Task prompt: Output the records exactly as they appear, with no pictures included.

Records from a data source
********

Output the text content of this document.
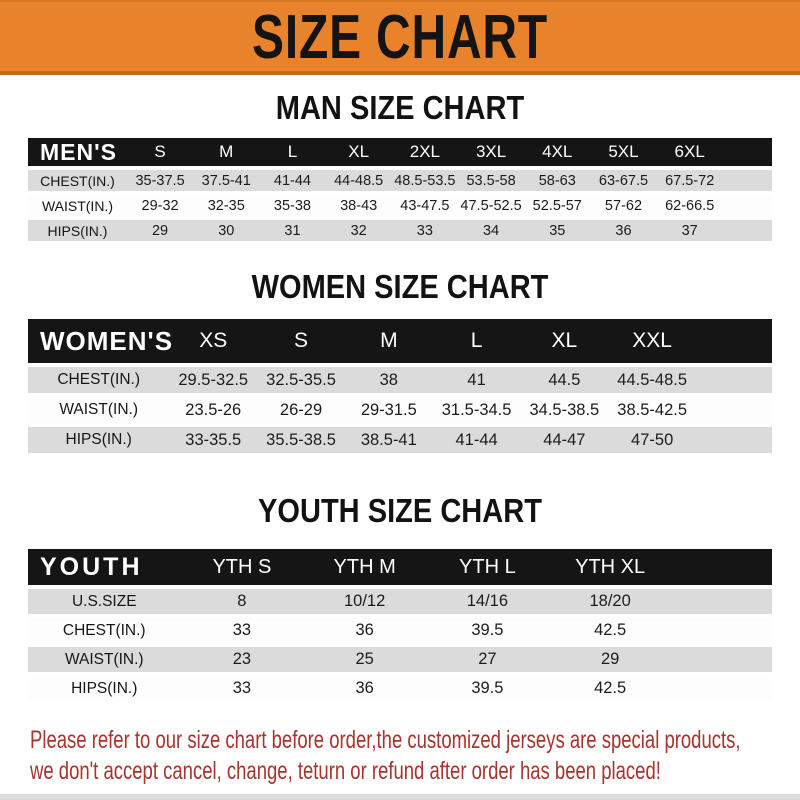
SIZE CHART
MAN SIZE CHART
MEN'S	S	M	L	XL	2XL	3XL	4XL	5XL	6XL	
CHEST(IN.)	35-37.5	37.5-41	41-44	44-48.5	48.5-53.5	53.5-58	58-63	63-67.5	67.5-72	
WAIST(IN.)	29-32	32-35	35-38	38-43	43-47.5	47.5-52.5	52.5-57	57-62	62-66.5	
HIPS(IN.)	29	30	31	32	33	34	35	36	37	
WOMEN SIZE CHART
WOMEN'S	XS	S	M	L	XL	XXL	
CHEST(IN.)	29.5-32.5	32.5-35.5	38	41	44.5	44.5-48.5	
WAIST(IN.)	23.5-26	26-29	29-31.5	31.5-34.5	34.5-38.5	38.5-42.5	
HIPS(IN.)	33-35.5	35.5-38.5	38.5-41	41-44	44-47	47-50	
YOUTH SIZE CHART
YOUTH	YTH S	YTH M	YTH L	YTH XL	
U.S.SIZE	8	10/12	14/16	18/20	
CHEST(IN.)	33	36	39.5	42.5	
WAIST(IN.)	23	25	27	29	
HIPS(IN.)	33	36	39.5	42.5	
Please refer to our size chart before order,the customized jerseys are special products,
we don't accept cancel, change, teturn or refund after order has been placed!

********

Full output:
Output the text content of this document.
SIZE CHART
MAN SIZE CHART
MEN'S	S	M	L	XL	2XL	3XL	4XL	5XL	6XL	
CHEST(IN.)	35-37.5	37.5-41	41-44	44-48.5	48.5-53.5	53.5-58	58-63	63-67.5	67.5-72	
WAIST(IN.)	29-32	32-35	35-38	38-43	43-47.5	47.5-52.5	52.5-57	57-62	62-66.5	
HIPS(IN.)	29	30	31	32	33	34	35	36	37	
WOMEN SIZE CHART
WOMEN'S	XS	S	M	L	XL	XXL	
CHEST(IN.)	29.5-32.5	32.5-35.5	38	41	44.5	44.5-48.5	
WAIST(IN.)	23.5-26	26-29	29-31.5	31.5-34.5	34.5-38.5	38.5-42.5	
HIPS(IN.)	33-35.5	35.5-38.5	38.5-41	41-44	44-47	47-50	
YOUTH SIZE CHART
YOUTH	YTH S	YTH M	YTH L	YTH XL	
U.S.SIZE	8	10/12	14/16	18/20	
CHEST(IN.)	33	36	39.5	42.5	
WAIST(IN.)	23	25	27	29	
HIPS(IN.)	33	36	39.5	42.5	
Please refer to our size chart before order,the customized jerseys are special products,
we don't accept cancel, change, teturn or refund after order has been placed!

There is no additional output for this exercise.